Please count the lines in the listing below where the word "escote" appears. Give the number only.

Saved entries
## start

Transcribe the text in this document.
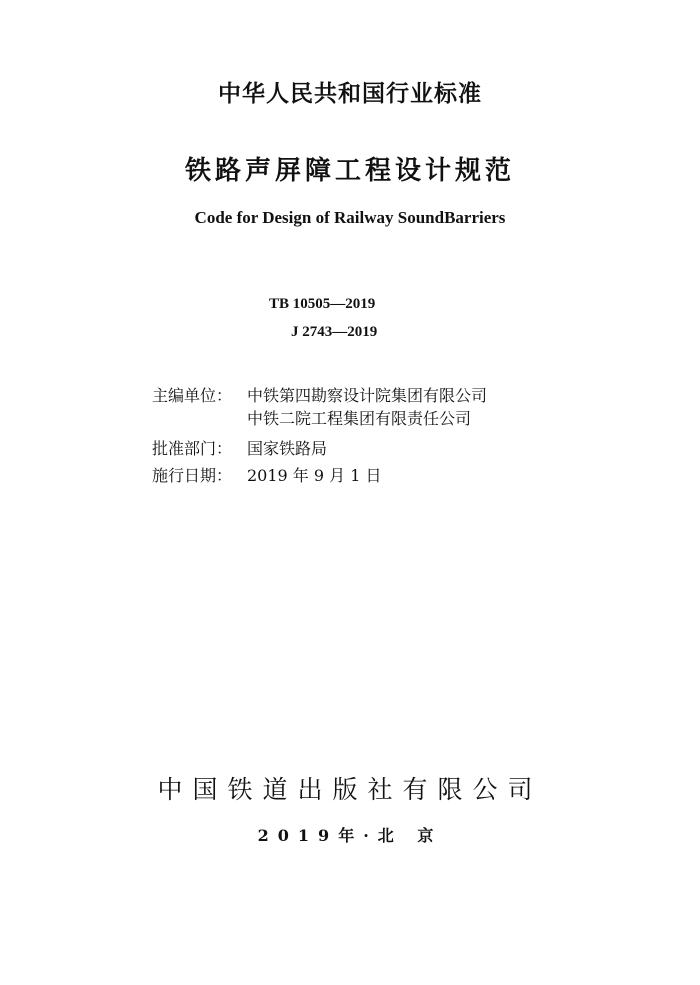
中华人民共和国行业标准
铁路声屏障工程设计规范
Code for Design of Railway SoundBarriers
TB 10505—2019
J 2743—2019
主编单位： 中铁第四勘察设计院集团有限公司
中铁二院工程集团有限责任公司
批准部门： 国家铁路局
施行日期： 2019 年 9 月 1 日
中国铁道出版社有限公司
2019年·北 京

## end
## start

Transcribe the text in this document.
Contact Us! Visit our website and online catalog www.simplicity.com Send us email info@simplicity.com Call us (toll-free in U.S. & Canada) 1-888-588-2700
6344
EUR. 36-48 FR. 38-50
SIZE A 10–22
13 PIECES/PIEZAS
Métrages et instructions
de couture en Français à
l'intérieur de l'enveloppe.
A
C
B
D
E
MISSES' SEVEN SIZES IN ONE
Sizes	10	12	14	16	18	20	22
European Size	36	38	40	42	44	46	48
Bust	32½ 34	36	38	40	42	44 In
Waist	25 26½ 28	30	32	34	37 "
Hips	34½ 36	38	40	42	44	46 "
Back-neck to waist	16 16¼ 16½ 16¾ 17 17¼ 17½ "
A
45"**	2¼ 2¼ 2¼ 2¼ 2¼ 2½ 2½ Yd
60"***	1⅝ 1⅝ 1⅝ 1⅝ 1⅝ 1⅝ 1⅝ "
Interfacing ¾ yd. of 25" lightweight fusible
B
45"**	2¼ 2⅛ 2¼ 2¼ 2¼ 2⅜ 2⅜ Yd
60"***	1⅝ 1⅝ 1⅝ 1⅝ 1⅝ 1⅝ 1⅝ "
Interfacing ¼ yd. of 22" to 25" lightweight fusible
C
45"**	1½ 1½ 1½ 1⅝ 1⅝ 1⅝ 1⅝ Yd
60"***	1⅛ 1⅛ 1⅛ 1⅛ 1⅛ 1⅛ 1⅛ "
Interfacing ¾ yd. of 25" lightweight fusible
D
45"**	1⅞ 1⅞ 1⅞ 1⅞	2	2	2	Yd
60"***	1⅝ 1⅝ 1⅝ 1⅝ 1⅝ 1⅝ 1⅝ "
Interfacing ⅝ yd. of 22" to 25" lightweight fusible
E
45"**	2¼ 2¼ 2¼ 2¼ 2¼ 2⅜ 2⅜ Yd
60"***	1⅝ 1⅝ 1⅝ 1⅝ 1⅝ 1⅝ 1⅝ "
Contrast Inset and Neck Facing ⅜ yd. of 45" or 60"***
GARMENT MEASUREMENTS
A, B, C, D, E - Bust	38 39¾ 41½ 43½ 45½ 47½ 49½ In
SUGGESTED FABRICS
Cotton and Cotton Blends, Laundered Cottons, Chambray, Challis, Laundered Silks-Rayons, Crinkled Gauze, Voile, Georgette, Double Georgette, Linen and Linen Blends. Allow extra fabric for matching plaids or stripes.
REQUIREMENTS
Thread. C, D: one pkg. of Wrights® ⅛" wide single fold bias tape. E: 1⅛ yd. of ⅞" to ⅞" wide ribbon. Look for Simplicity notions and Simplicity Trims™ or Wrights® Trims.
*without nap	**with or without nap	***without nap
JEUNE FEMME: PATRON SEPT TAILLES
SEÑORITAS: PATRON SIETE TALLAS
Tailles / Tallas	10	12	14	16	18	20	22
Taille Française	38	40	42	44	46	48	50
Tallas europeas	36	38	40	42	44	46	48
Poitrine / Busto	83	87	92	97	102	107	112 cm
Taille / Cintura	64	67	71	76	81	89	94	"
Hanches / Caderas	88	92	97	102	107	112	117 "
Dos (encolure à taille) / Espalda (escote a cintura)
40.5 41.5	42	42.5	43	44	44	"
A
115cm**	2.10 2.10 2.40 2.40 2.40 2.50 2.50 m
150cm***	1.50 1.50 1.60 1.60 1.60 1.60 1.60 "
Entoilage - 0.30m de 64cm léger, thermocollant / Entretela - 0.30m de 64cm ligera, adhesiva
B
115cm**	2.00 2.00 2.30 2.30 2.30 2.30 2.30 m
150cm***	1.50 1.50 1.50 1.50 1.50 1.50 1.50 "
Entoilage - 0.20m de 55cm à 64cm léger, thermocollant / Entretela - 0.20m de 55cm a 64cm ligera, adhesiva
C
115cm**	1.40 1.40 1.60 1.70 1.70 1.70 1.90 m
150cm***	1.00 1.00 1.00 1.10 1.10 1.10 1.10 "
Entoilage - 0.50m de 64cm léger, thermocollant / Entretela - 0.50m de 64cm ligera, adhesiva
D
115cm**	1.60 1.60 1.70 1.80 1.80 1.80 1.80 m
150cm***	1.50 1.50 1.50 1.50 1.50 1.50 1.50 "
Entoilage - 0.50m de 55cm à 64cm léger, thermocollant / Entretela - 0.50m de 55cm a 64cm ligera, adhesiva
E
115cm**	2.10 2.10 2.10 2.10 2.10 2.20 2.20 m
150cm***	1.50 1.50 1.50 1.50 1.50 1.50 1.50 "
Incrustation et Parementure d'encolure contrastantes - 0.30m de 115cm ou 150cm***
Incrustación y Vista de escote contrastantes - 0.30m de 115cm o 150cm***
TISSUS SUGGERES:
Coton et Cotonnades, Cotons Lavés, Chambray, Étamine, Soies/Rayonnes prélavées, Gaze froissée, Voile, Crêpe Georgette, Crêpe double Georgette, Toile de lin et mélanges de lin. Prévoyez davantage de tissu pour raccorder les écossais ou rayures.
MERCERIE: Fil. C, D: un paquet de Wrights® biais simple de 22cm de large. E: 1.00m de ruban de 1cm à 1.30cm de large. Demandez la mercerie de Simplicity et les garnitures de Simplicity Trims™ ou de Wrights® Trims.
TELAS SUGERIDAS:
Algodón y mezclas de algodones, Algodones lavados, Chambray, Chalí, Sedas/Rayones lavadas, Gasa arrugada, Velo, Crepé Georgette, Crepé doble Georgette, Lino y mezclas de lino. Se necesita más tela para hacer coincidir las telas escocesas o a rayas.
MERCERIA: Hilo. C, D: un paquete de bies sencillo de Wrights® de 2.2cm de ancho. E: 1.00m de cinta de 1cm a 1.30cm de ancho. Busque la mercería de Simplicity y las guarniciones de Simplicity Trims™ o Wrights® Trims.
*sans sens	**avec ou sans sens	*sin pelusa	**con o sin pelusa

## end

## EXPECTED ANSWER
2